Write out the full listing again, exactly as it stands.

Stored records >>
*****

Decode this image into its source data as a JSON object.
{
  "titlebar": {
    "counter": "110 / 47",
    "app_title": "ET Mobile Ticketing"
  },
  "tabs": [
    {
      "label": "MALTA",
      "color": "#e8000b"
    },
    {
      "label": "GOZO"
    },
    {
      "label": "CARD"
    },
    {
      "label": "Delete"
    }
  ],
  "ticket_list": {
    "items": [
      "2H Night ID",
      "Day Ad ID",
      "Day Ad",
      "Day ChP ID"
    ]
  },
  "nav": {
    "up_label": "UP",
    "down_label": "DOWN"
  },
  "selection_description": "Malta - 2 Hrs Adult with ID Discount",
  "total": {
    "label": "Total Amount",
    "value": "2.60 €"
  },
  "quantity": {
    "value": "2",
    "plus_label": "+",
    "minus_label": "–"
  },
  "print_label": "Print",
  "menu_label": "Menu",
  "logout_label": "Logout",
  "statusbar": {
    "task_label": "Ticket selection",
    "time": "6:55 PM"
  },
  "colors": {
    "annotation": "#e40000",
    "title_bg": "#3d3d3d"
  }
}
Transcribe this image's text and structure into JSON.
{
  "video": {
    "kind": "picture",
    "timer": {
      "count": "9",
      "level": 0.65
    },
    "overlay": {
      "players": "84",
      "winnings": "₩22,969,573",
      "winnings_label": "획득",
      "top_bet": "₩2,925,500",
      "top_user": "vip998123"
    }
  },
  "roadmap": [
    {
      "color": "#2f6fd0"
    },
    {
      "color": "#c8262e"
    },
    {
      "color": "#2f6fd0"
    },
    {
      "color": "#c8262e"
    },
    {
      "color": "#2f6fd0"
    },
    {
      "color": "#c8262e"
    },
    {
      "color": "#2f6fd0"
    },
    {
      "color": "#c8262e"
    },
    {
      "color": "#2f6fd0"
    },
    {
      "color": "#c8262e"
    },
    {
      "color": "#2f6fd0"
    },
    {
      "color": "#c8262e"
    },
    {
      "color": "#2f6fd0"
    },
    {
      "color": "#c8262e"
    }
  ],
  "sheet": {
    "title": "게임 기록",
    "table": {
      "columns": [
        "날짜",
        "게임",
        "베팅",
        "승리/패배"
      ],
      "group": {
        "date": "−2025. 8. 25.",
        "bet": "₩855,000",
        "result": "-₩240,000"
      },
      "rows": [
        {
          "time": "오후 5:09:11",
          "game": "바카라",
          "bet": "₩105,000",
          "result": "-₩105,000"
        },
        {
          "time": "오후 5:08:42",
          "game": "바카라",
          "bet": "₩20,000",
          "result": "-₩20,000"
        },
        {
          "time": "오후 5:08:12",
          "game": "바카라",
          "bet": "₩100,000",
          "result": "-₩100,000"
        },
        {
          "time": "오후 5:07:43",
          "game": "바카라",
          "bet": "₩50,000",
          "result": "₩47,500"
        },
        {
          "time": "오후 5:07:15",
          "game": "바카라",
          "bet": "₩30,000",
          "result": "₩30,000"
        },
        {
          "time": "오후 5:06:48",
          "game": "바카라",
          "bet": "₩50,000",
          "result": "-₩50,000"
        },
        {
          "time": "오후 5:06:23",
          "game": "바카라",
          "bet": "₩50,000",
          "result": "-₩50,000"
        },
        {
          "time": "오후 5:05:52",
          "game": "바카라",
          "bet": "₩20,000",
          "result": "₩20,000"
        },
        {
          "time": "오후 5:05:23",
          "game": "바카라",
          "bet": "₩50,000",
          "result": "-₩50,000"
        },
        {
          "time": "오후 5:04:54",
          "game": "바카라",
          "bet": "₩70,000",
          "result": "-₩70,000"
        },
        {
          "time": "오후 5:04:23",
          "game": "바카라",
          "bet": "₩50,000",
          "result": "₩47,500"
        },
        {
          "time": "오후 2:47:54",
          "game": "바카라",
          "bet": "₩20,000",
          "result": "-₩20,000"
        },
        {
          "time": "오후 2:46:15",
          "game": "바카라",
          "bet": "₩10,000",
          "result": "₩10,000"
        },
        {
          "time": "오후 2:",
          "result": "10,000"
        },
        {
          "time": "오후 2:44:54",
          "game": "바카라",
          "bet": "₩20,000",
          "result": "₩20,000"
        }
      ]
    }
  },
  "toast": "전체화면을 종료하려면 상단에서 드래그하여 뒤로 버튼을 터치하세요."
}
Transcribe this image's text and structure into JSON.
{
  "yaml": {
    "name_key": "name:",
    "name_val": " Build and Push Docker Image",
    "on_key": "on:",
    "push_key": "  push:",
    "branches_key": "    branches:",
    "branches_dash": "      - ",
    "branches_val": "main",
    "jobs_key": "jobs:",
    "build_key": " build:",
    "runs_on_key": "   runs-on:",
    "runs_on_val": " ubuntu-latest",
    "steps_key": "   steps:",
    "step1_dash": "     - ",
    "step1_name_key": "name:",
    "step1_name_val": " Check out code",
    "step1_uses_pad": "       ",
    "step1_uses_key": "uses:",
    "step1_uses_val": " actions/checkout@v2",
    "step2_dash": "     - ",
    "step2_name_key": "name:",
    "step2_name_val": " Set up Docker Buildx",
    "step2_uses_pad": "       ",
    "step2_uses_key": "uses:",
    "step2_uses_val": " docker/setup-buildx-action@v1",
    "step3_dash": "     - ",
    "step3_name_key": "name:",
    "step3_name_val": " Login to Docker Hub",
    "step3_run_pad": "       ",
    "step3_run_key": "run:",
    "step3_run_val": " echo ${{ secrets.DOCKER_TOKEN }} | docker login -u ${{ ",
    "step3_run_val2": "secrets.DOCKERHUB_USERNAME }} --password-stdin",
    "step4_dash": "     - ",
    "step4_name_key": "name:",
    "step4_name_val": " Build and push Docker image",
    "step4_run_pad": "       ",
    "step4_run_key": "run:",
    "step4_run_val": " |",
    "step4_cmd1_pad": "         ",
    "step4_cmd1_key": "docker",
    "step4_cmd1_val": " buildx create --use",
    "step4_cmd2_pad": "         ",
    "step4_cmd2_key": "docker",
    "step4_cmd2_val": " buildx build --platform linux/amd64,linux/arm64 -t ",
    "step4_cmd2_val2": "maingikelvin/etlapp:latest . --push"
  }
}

*****

Written response >>
Decode this image into its source data as a JSON object.
{
  "titlebar": {
    "counter": "110 / 47",
    "app_title": "ET Mobile Ticketing"
  },
  "tabs": [
    {
      "label": "MALTA",
      "color": "#e8000b"
    },
    {
      "label": "GOZO"
    },
    {
      "label": "CARD"
    },
    {
      "label": "Delete"
    }
  ],
  "ticket_list": {
    "items": [
      "2H Night ID",
      "Day Ad ID",
      "Day Ad",
      "Day ChP ID"
    ]
  },
  "nav": {
    "up_label": "UP",
    "down_label": "DOWN"
  },
  "selection_description": "Malta - 2 Hrs Adult with ID Discount",
  "total": {
    "label": "Total Amount",
    "value": "2.60 €"
  },
  "quantity": {
    "value": "2",
    "plus_label": "+",
    "minus_label": "–"
  },
  "print_label": "Print",
  "menu_label": "Menu",
  "logout_label": "Logout",
  "statusbar": {
    "task_label": "Ticket selection",
    "time": "6:55 PM"
  },
  "colors": {
    "annotation": "#e40000",
    "title_bg": "#3d3d3d"
  }
}
Transcribe this image's text and structure into JSON.
{
  "video": {
    "kind": "picture",
    "timer": {
      "count": "9",
      "level": 0.65
    },
    "overlay": {
      "players": "84",
      "winnings": "₩22,969,573",
      "winnings_label": "획득",
      "top_bet": "₩2,925,500",
      "top_user": "vip998123"
    }
  },
  "roadmap": [
    {
      "color": "#2f6fd0"
    },
    {
      "color": "#c8262e"
    },
    {
      "color": "#2f6fd0"
    },
    {
      "color": "#c8262e"
    },
    {
      "color": "#2f6fd0"
    },
    {
      "color": "#c8262e"
    },
    {
      "color": "#2f6fd0"
    },
    {
      "color": "#c8262e"
    },
    {
      "color": "#2f6fd0"
    },
    {
      "color": "#c8262e"
    },
    {
      "color": "#2f6fd0"
    },
    {
      "color": "#c8262e"
    },
    {
      "color": "#2f6fd0"
    },
    {
      "color": "#c8262e"
    }
  ],
  "sheet": {
    "title": "게임 기록",
    "table": {
      "columns": [
        "날짜",
        "게임",
        "베팅",
        "승리/패배"
      ],
      "group": {
        "date": "−2025. 8. 25.",
        "bet": "₩855,000",
        "result": "-₩240,000"
      },
      "rows": [
        {
          "time": "오후 5:09:11",
          "game": "바카라",
          "bet": "₩105,000",
          "result": "-₩105,000"
        },
        {
          "time": "오후 5:08:42",
          "game": "바카라",
          "bet": "₩20,000",
          "result": "-₩20,000"
        },
        {
          "time": "오후 5:08:12",
          "game": "바카라",
          "bet": "₩100,000",
          "result": "-₩100,000"
        },
        {
          "time": "오후 5:07:43",
          "game": "바카라",
          "bet": "₩50,000",
          "result": "₩47,500"
        },
        {
          "time": "오후 5:07:15",
          "game": "바카라",
          "bet": "₩30,000",
          "result": "₩30,000"
        },
        {
          "time": "오후 5:06:48",
          "game": "바카라",
          "bet": "₩50,000",
          "result": "-₩50,000"
        },
        {
          "time": "오후 5:06:23",
          "game": "바카라",
          "bet": "₩50,000",
          "result": "-₩50,000"
        },
        {
          "time": "오후 5:05:52",
          "game": "바카라",
          "bet": "₩20,000",
          "result": "₩20,000"
        },
        {
          "time": "오후 5:05:23",
          "game": "바카라",
          "bet": "₩50,000",
          "result": "-₩50,000"
        },
        {
          "time": "오후 5:04:54",
          "game": "바카라",
          "bet": "₩70,000",
          "result": "-₩70,000"
        },
        {
          "time": "오후 5:04:23",
          "game": "바카라",
          "bet": "₩50,000",
          "result": "₩47,500"
        },
        {
          "time": "오후 2:47:54",
          "game": "바카라",
          "bet": "₩20,000",
          "result": "-₩20,000"
        },
        {
          "time": "오후 2:46:15",
          "game": "바카라",
          "bet": "₩10,000",
          "result": "₩10,000"
        },
        {
          "time": "오후 2:",
          "result": "10,000"
        },
        {
          "time": "오후 2:44:54",
          "game": "바카라",
          "bet": "₩20,000",
          "result": "₩20,000"
        }
      ]
    }
  },
  "toast": "전체화면을 종료하려면 상단에서 드래그하여 뒤로 버튼을 터치하세요."
}
Transcribe this image's text and structure into JSON.
{
  "yaml": {
    "name_key": "name:",
    "name_val": " Build and Push Docker Image",
    "on_key": "on:",
    "push_key": "  push:",
    "branches_key": "    branches:",
    "branches_dash": "      - ",
    "branches_val": "main",
    "jobs_key": "jobs:",
    "build_key": " build:",
    "runs_on_key": "   runs-on:",
    "runs_on_val": " ubuntu-latest",
    "steps_key": "   steps:",
    "step1_dash": "     - ",
    "step1_name_key": "name:",
    "step1_name_val": " Check out code",
    "step1_uses_pad": "       ",
    "step1_uses_key": "uses:",
    "step1_uses_val": " actions/checkout@v2",
    "step2_dash": "     - ",
    "step2_name_key": "name:",
    "step2_name_val": " Set up Docker Buildx",
    "step2_uses_pad": "       ",
    "step2_uses_key": "uses:",
    "step2_uses_val": " docker/setup-buildx-action@v1",
    "step3_dash": "     - ",
    "step3_name_key": "name:",
    "step3_name_val": " Login to Docker Hub",
    "step3_run_pad": "       ",
    "step3_run_key": "run:",
    "step3_run_val": " echo ${{ secrets.DOCKER_TOKEN }} | docker login -u ${{ ",
    "step3_run_val2": "secrets.DOCKERHUB_USERNAME }} --password-stdin",
    "step4_dash": "     - ",
    "step4_name_key": "name:",
    "step4_name_val": " Build and push Docker image",
    "step4_run_pad": "       ",
    "step4_run_key": "run:",
    "step4_run_val": " |",
    "step4_cmd1_pad": "         ",
    "step4_cmd1_key": "docker",
    "step4_cmd1_val": " buildx create --use",
    "step4_cmd2_pad": "         ",
    "step4_cmd2_key": "docker",
    "step4_cmd2_val": " buildx build --platform linux/amd64,linux/arm64 -t ",
    "step4_cmd2_val2": "maingikelvin/etlapp:latest . --push"
  }
}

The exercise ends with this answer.